Task statement:
Extract the complete listing and output it unchanged.

* BEGIN Entries shown *

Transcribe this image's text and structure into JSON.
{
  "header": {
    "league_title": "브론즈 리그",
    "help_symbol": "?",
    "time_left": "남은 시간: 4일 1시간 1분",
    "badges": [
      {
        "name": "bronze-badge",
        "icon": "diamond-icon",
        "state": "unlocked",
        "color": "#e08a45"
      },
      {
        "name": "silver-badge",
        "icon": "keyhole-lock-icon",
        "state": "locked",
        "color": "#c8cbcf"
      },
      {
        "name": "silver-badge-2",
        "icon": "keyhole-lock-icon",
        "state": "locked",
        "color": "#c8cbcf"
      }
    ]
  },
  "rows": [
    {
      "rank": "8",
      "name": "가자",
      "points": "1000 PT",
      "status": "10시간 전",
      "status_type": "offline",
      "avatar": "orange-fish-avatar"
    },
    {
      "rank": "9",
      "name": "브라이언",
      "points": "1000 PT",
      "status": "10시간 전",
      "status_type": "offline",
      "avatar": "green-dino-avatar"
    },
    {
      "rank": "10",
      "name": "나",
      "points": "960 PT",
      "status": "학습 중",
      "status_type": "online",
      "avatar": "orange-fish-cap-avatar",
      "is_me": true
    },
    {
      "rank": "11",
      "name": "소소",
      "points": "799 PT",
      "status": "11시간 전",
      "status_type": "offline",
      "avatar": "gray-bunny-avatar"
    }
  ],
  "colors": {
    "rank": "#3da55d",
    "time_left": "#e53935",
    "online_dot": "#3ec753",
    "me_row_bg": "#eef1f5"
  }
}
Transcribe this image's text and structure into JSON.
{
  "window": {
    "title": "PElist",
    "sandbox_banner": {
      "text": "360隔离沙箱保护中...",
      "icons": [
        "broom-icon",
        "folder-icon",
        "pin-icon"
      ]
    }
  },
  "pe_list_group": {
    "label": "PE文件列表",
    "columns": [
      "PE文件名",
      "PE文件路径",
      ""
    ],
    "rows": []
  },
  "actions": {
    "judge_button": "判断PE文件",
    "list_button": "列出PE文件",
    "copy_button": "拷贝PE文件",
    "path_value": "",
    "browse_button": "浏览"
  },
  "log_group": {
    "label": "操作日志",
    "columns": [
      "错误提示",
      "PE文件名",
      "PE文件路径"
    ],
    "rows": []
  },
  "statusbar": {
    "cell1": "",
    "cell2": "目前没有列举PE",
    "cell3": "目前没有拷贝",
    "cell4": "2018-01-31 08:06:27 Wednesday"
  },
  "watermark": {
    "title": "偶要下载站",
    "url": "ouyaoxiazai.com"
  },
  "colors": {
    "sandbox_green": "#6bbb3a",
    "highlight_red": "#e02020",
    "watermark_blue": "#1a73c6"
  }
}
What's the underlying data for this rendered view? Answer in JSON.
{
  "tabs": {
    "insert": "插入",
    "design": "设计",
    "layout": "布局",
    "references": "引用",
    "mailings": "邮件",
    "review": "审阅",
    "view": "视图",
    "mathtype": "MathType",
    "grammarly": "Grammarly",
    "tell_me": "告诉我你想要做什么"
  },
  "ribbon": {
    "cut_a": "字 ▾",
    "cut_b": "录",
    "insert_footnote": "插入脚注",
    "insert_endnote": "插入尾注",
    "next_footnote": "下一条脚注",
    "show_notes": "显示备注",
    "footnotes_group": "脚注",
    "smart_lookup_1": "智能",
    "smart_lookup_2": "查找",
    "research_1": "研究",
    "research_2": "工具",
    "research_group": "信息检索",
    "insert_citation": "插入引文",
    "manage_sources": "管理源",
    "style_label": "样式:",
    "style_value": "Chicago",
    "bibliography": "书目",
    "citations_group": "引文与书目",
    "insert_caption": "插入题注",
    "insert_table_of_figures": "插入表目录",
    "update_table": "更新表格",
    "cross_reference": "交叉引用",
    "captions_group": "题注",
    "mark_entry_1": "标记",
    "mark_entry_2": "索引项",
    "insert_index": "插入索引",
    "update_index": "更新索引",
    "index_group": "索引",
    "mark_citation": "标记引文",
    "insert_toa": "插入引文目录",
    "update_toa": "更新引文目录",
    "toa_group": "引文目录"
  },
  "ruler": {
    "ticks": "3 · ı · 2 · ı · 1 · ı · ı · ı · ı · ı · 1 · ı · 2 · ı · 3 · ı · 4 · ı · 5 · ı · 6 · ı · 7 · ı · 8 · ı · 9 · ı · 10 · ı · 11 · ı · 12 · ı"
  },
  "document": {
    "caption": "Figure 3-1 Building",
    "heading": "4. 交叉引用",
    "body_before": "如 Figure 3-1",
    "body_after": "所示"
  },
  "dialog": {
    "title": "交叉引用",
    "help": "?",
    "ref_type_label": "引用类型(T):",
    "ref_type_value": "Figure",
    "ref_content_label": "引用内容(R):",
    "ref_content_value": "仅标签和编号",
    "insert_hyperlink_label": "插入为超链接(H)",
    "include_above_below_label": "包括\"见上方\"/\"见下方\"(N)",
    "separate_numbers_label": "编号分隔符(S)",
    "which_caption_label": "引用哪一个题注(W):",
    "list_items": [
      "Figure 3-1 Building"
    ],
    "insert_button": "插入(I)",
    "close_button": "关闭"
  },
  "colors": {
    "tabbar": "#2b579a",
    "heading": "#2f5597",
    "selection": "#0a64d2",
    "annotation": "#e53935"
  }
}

* END Entries shown *

Exercise solution:
Transcribe this image's text and structure into JSON.
{
  "header": {
    "league_title": "브론즈 리그",
    "help_symbol": "?",
    "time_left": "남은 시간: 4일 1시간 1분",
    "badges": [
      {
        "name": "bronze-badge",
        "icon": "diamond-icon",
        "state": "unlocked",
        "color": "#e08a45"
      },
      {
        "name": "silver-badge",
        "icon": "keyhole-lock-icon",
        "state": "locked",
        "color": "#c8cbcf"
      },
      {
        "name": "silver-badge-2",
        "icon": "keyhole-lock-icon",
        "state": "locked",
        "color": "#c8cbcf"
      }
    ]
  },
  "rows": [
    {
      "rank": "8",
      "name": "가자",
      "points": "1000 PT",
      "status": "10시간 전",
      "status_type": "offline",
      "avatar": "orange-fish-avatar"
    },
    {
      "rank": "9",
      "name": "브라이언",
      "points": "1000 PT",
      "status": "10시간 전",
      "status_type": "offline",
      "avatar": "green-dino-avatar"
    },
    {
      "rank": "10",
      "name": "나",
      "points": "960 PT",
      "status": "학습 중",
      "status_type": "online",
      "avatar": "orange-fish-cap-avatar",
      "is_me": true
    },
    {
      "rank": "11",
      "name": "소소",
      "points": "799 PT",
      "status": "11시간 전",
      "status_type": "offline",
      "avatar": "gray-bunny-avatar"
    }
  ],
  "colors": {
    "rank": "#3da55d",
    "time_left": "#e53935",
    "online_dot": "#3ec753",
    "me_row_bg": "#eef1f5"
  }
}
Transcribe this image's text and structure into JSON.
{
  "window": {
    "title": "PElist",
    "sandbox_banner": {
      "text": "360隔离沙箱保护中...",
      "icons": [
        "broom-icon",
        "folder-icon",
        "pin-icon"
      ]
    }
  },
  "pe_list_group": {
    "label": "PE文件列表",
    "columns": [
      "PE文件名",
      "PE文件路径",
      ""
    ],
    "rows": []
  },
  "actions": {
    "judge_button": "判断PE文件",
    "list_button": "列出PE文件",
    "copy_button": "拷贝PE文件",
    "path_value": "",
    "browse_button": "浏览"
  },
  "log_group": {
    "label": "操作日志",
    "columns": [
      "错误提示",
      "PE文件名",
      "PE文件路径"
    ],
    "rows": []
  },
  "statusbar": {
    "cell1": "",
    "cell2": "目前没有列举PE",
    "cell3": "目前没有拷贝",
    "cell4": "2018-01-31 08:06:27 Wednesday"
  },
  "watermark": {
    "title": "偶要下载站",
    "url": "ouyaoxiazai.com"
  },
  "colors": {
    "sandbox_green": "#6bbb3a",
    "highlight_red": "#e02020",
    "watermark_blue": "#1a73c6"
  }
}
What's the underlying data for this rendered view? Answer in JSON.
{
  "tabs": {
    "insert": "插入",
    "design": "设计",
    "layout": "布局",
    "references": "引用",
    "mailings": "邮件",
    "review": "审阅",
    "view": "视图",
    "mathtype": "MathType",
    "grammarly": "Grammarly",
    "tell_me": "告诉我你想要做什么"
  },
  "ribbon": {
    "cut_a": "字 ▾",
    "cut_b": "录",
    "insert_footnote": "插入脚注",
    "insert_endnote": "插入尾注",
    "next_footnote": "下一条脚注",
    "show_notes": "显示备注",
    "footnotes_group": "脚注",
    "smart_lookup_1": "智能",
    "smart_lookup_2": "查找",
    "research_1": "研究",
    "research_2": "工具",
    "research_group": "信息检索",
    "insert_citation": "插入引文",
    "manage_sources": "管理源",
    "style_label": "样式:",
    "style_value": "Chicago",
    "bibliography": "书目",
    "citations_group": "引文与书目",
    "insert_caption": "插入题注",
    "insert_table_of_figures": "插入表目录",
    "update_table": "更新表格",
    "cross_reference": "交叉引用",
    "captions_group": "题注",
    "mark_entry_1": "标记",
    "mark_entry_2": "索引项",
    "insert_index": "插入索引",
    "update_index": "更新索引",
    "index_group": "索引",
    "mark_citation": "标记引文",
    "insert_toa": "插入引文目录",
    "update_toa": "更新引文目录",
    "toa_group": "引文目录"
  },
  "ruler": {
    "ticks": "3 · ı · 2 · ı · 1 · ı · ı · ı · ı · ı · 1 · ı · 2 · ı · 3 · ı · 4 · ı · 5 · ı · 6 · ı · 7 · ı · 8 · ı · 9 · ı · 10 · ı · 11 · ı · 12 · ı"
  },
  "document": {
    "caption": "Figure 3-1 Building",
    "heading": "4. 交叉引用",
    "body_before": "如 Figure 3-1",
    "body_after": "所示"
  },
  "dialog": {
    "title": "交叉引用",
    "help": "?",
    "ref_type_label": "引用类型(T):",
    "ref_type_value": "Figure",
    "ref_content_label": "引用内容(R):",
    "ref_content_value": "仅标签和编号",
    "insert_hyperlink_label": "插入为超链接(H)",
    "include_above_below_label": "包括\"见上方\"/\"见下方\"(N)",
    "separate_numbers_label": "编号分隔符(S)",
    "which_caption_label": "引用哪一个题注(W):",
    "list_items": [
      "Figure 3-1 Building"
    ],
    "insert_button": "插入(I)",
    "close_button": "关闭"
  },
  "colors": {
    "tabbar": "#2b579a",
    "heading": "#2f5597",
    "selection": "#0a64d2",
    "annotation": "#e53935"
  }
}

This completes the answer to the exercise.